Record set:

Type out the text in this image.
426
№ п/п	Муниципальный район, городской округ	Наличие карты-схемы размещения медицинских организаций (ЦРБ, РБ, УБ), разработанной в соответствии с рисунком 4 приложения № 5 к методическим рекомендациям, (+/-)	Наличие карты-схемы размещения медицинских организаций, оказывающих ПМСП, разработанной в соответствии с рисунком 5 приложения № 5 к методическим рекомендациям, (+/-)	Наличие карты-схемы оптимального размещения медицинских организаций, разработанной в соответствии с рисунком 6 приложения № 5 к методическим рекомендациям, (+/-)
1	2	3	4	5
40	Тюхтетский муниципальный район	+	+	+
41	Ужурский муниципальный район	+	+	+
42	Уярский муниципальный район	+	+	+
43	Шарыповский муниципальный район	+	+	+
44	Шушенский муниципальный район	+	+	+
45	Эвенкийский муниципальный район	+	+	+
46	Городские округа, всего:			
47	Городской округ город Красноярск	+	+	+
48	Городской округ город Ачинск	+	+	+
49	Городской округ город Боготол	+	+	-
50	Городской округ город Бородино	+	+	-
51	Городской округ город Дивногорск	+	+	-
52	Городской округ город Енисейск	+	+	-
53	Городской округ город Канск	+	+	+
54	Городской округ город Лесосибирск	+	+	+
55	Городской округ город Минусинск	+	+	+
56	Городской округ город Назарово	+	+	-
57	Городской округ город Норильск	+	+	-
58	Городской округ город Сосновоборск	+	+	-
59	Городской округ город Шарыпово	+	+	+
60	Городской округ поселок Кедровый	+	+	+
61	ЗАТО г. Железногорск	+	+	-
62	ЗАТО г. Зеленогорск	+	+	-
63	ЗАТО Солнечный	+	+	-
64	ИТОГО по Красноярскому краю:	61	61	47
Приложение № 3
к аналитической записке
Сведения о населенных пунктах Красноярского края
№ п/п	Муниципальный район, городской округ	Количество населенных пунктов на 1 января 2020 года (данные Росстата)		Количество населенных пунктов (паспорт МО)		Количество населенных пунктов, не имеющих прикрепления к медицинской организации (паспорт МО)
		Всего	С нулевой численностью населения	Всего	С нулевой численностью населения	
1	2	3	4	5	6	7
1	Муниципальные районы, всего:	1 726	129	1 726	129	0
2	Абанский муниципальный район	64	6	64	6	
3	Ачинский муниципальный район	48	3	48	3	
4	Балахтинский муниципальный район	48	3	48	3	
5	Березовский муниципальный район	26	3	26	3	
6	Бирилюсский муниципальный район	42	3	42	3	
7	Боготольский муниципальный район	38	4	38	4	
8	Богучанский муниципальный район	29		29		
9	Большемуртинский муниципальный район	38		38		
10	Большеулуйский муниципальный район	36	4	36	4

What needs to be done: Your task is to extract all of the records exactly.

Answer to the task:
Type out the text in this image.
426
№ п/п	Муниципальный район, городской округ	Наличие карты-схемы размещения медицинских организаций (ЦРБ, РБ, УБ), разработанной в соответствии с рисунком 4 приложения № 5 к методическим рекомендациям, (+/-)	Наличие карты-схемы размещения медицинских организаций, оказывающих ПМСП, разработанной в соответствии с рисунком 5 приложения № 5 к методическим рекомендациям, (+/-)	Наличие карты-схемы оптимального размещения медицинских организаций, разработанной в соответствии с рисунком 6 приложения № 5 к методическим рекомендациям, (+/-)
1	2	3	4	5
40	Тюхтетский муниципальный район	+	+	+
41	Ужурский муниципальный район	+	+	+
42	Уярский муниципальный район	+	+	+
43	Шарыповский муниципальный район	+	+	+
44	Шушенский муниципальный район	+	+	+
45	Эвенкийский муниципальный район	+	+	+
46	Городские округа, всего:			
47	Городской округ город Красноярск	+	+	+
48	Городской округ город Ачинск	+	+	+
49	Городской округ город Боготол	+	+	-
50	Городской округ город Бородино	+	+	-
51	Городской округ город Дивногорск	+	+	-
52	Городской округ город Енисейск	+	+	-
53	Городской округ город Канск	+	+	+
54	Городской округ город Лесосибирск	+	+	+
55	Городской округ город Минусинск	+	+	+
56	Городской округ город Назарово	+	+	-
57	Городской округ город Норильск	+	+	-
58	Городской округ город Сосновоборск	+	+	-
59	Городской округ город Шарыпово	+	+	+
60	Городской округ поселок Кедровый	+	+	+
61	ЗАТО г. Железногорск	+	+	-
62	ЗАТО г. Зеленогорск	+	+	-
63	ЗАТО Солнечный	+	+	-
64	ИТОГО по Красноярскому краю:	61	61	47
Приложение № 3
к аналитической записке
Сведения о населенных пунктах Красноярского края
№ п/п	Муниципальный район, городской округ	Количество населенных пунктов на 1 января 2020 года (данные Росстата)		Количество населенных пунктов (паспорт МО)		Количество населенных пунктов, не имеющих прикрепления к медицинской организации (паспорт МО)
		Всего	С нулевой численностью населения	Всего	С нулевой численностью населения	
1	2	3	4	5	6	7
1	Муниципальные районы, всего:	1 726	129	1 726	129	0
2	Абанский муниципальный район	64	6	64	6	
3	Ачинский муниципальный район	48	3	48	3	
4	Балахтинский муниципальный район	48	3	48	3	
5	Березовский муниципальный район	26	3	26	3	
6	Бирилюсский муниципальный район	42	3	42	3	
7	Боготольский муниципальный район	38	4	38	4	
8	Богучанский муниципальный район	29		29		
9	Большемуртинский муниципальный район	38		38		
10	Большеулуйский муниципальный район	36	4	36	4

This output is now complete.